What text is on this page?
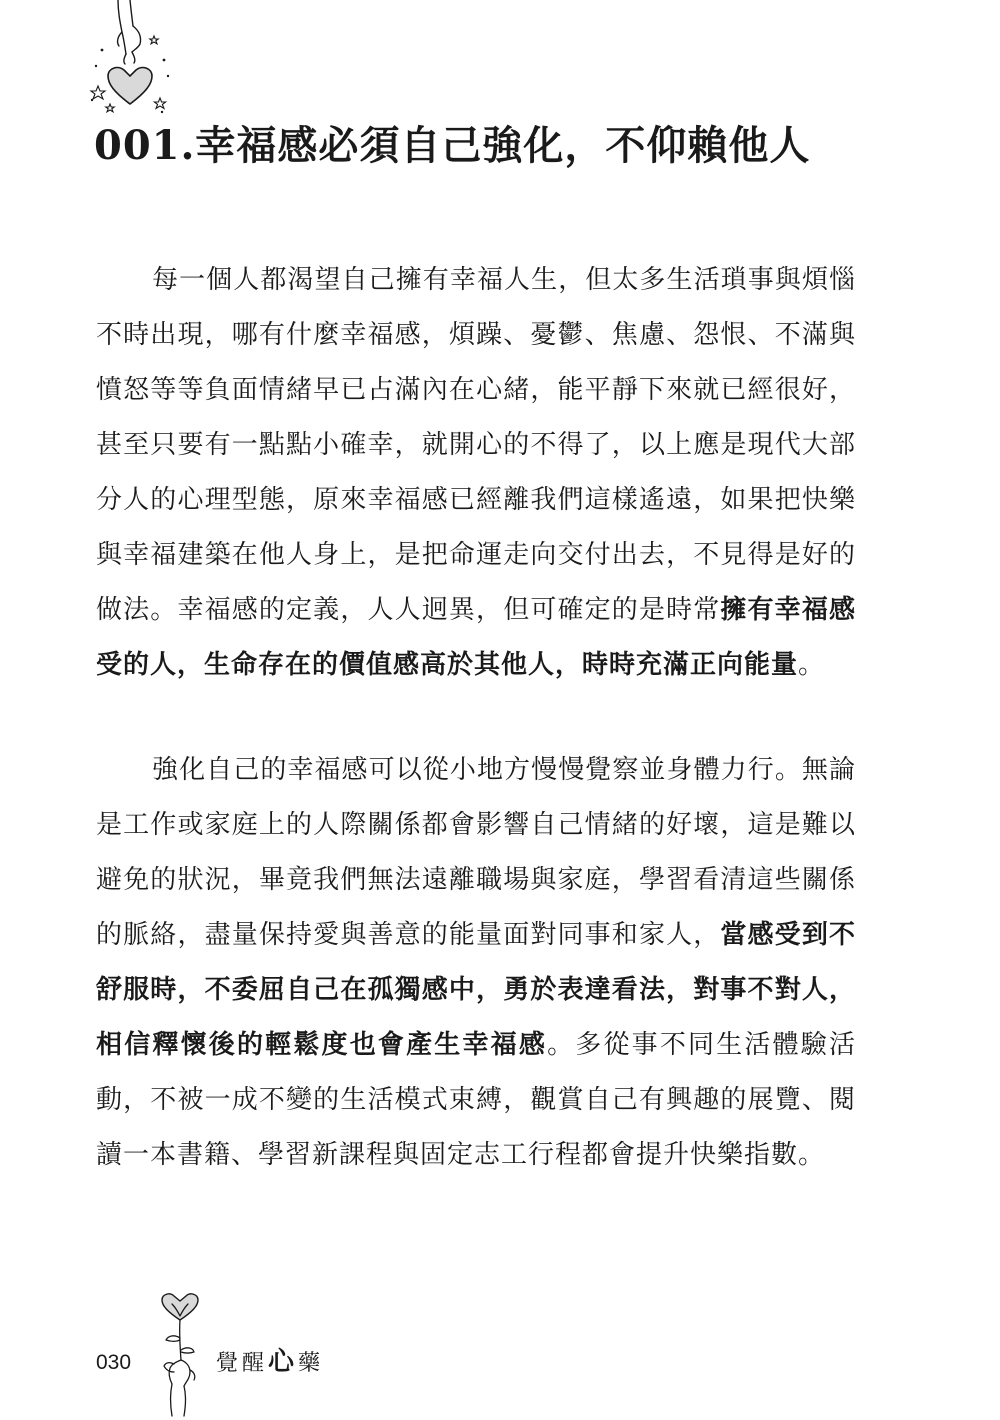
001.幸福感必須自己強化，不仰賴他人

每一個人都渴望自己擁有幸福人生，但太多生活瑣事與煩惱不時出現，哪有什麼幸福感，煩躁、憂鬱、焦慮、怨恨、不滿與憤怒等等負面情緒早已占滿內在心緒，能平靜下來就已經很好，甚至只要有一點點小確幸，就開心的不得了，以上應是現代大部分人的心理型態，原來幸福感已經離我們這樣遙遠，如果把快樂與幸福建築在他人身上，是把命運走向交付出去，不見得是好的做法。幸福感的定義，人人迥異，但可確定的是時常擁有幸福感受的人，生命存在的價值感高於其他人，時時充滿正向能量。

強化自己的幸福感可以從小地方慢慢覺察並身體力行。無論是工作或家庭上的人際關係都會影響自己情緒的好壞，這是難以避免的狀況，畢竟我們無法遠離職場與家庭，學習看清這些關係的脈絡，盡量保持愛與善意的能量面對同事和家人，當感受到不舒服時，不委屈自己在孤獨感中，勇於表達看法，對事不對人，相信釋懷後的輕鬆度也會產生幸福感。多從事不同生活體驗活動，不被一成不變的生活模式束縛，觀賞自己有興趣的展覽、閱讀一本書籍、學習新課程與固定志工行程都會提升快樂指數。

030	覺醒心藥
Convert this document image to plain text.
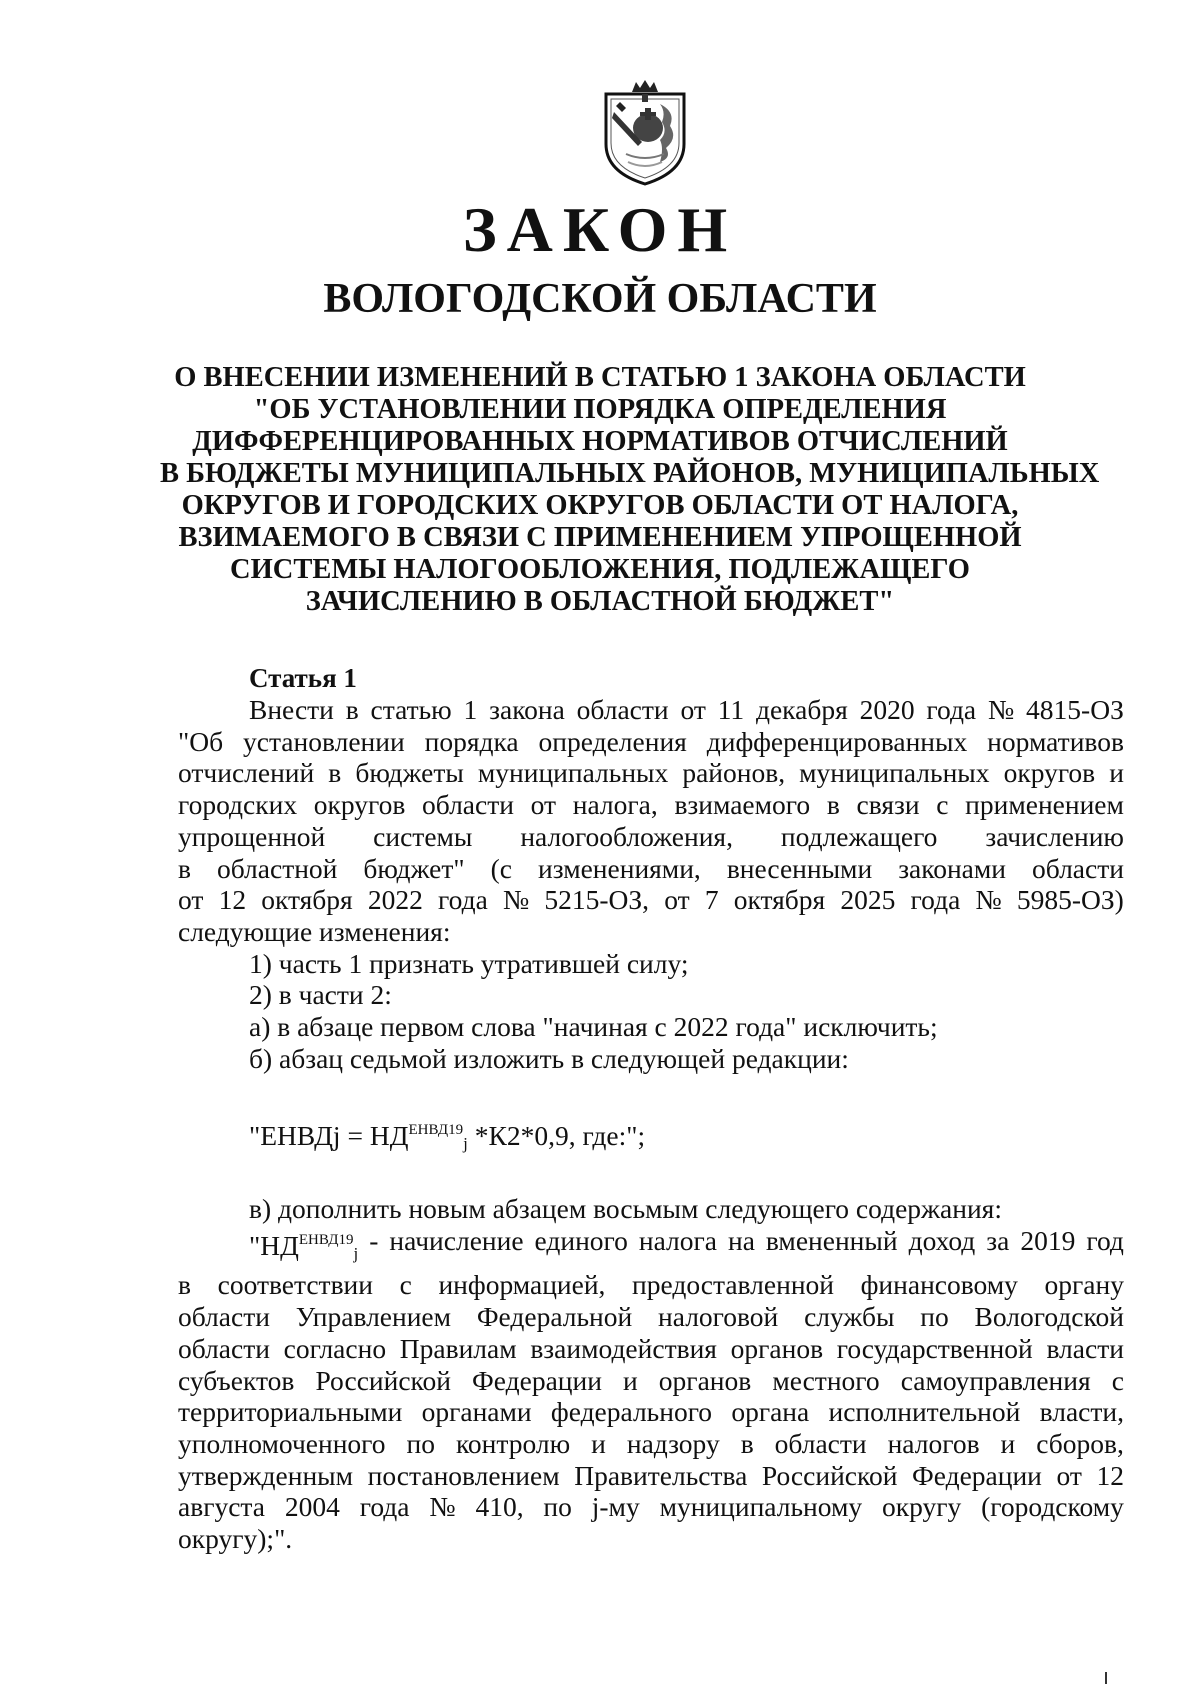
ЗАКОН
ВОЛОГОДСКОЙ ОБЛАСТИ
О ВНЕСЕНИИ ИЗМЕНЕНИЙ В СТАТЬЮ 1 ЗАКОНА ОБЛАСТИ
"ОБ УСТАНОВЛЕНИИ ПОРЯДКА ОПРЕДЕЛЕНИЯ
ДИФФЕРЕНЦИРОВАННЫХ НОРМАТИВОВ ОТЧИСЛЕНИЙ
В БЮДЖЕТЫ МУНИЦИПАЛЬНЫХ РАЙОНОВ, МУНИЦИПАЛЬНЫХ
ОКРУГОВ И ГОРОДСКИХ ОКРУГОВ ОБЛАСТИ ОТ НАЛОГА,
ВЗИМАЕМОГО В СВЯЗИ С ПРИМЕНЕНИЕМ УПРОЩЕННОЙ
СИСТЕМЫ НАЛОГООБЛОЖЕНИЯ, ПОДЛЕЖАЩЕГО
ЗАЧИСЛЕНИЮ В ОБЛАСТНОЙ БЮДЖЕТ"
Статья 1
Внести в статью 1 закона области от 11 декабря 2020 года № 4815-ОЗ
"Об установлении порядка определения дифференцированных нормативов
отчислений в бюджеты муниципальных районов, муниципальных округов и
городских округов области от налога, взимаемого в связи с применением
упрощенной системы налогообложения, подлежащего зачислению
в областной бюджет" (с изменениями, внесенными законами области
от 12 октября 2022 года № 5215-ОЗ, от 7 октября 2025 года № 5985-ОЗ)
следующие изменения:
1) часть 1 признать утратившей силу;
2) в части 2:
а) в абзаце первом слова "начиная с 2022 года" исключить;
б) абзац седьмой изложить в следующей редакции:
"ЕНВДj = $НД^{ЕНВД19}_j$ *К2*0,9, где:";
в) дополнить новым абзацем восьмым следующего содержания:
"$НД^{ЕНВД19}_j$ - начисление единого налога на вмененный доход за 2019 год
в соответствии с информацией, предоставленной финансовому органу
области Управлением Федеральной налоговой службы по Вологодской
области согласно Правилам взаимодействия органов государственной власти
субъектов Российской Федерации и органов местного самоуправления с
территориальными органами федерального органа исполнительной власти,
уполномоченного по контролю и надзору в области налогов и сборов,
утвержденным постановлением Правительства Российской Федерации от 12
августа 2004 года № 410, по j-му муниципальному округу (городскому
округу);".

============================================================

Extract only the lines from the line containing "Convert this document image to plain text." through the final line of the records; keep both ends and drop every picture.

Convert this document image to plain text.
ЗАКОН
ВОЛОГОДСКОЙ ОБЛАСТИ
О ВНЕСЕНИИ ИЗМЕНЕНИЙ В СТАТЬЮ 1 ЗАКОНА ОБЛАСТИ
"ОБ УСТАНОВЛЕНИИ ПОРЯДКА ОПРЕДЕЛЕНИЯ
ДИФФЕРЕНЦИРОВАННЫХ НОРМАТИВОВ ОТЧИСЛЕНИЙ
В БЮДЖЕТЫ МУНИЦИПАЛЬНЫХ РАЙОНОВ, МУНИЦИПАЛЬНЫХ
ОКРУГОВ И ГОРОДСКИХ ОКРУГОВ ОБЛАСТИ ОТ НАЛОГА,
ВЗИМАЕМОГО В СВЯЗИ С ПРИМЕНЕНИЕМ УПРОЩЕННОЙ
СИСТЕМЫ НАЛОГООБЛОЖЕНИЯ, ПОДЛЕЖАЩЕГО
ЗАЧИСЛЕНИЮ В ОБЛАСТНОЙ БЮДЖЕТ"
Статья 1
Внести в статью 1 закона области от 11 декабря 2020 года № 4815-ОЗ
"Об установлении порядка определения дифференцированных нормативов
отчислений в бюджеты муниципальных районов, муниципальных округов и
городских округов области от налога, взимаемого в связи с применением
упрощенной системы налогообложения, подлежащего зачислению
в областной бюджет" (с изменениями, внесенными законами области
от 12 октября 2022 года № 5215-ОЗ, от 7 октября 2025 года № 5985-ОЗ)
следующие изменения:
1) часть 1 признать утратившей силу;
2) в части 2:
а) в абзаце первом слова "начиная с 2022 года" исключить;
б) абзац седьмой изложить в следующей редакции:
"ЕНВДj = $НД^{ЕНВД19}_j$ *К2*0,9, где:";
в) дополнить новым абзацем восьмым следующего содержания:
"$НД^{ЕНВД19}_j$ - начисление единого налога на вмененный доход за 2019 год
в соответствии с информацией, предоставленной финансовому органу
области Управлением Федеральной налоговой службы по Вологодской
области согласно Правилам взаимодействия органов государственной власти
субъектов Российской Федерации и органов местного самоуправления с
территориальными органами федерального органа исполнительной власти,
уполномоченного по контролю и надзору в области налогов и сборов,
утвержденным постановлением Правительства Российской Федерации от 12
августа 2004 года № 410, по j-му муниципальному округу (городскому
округу);".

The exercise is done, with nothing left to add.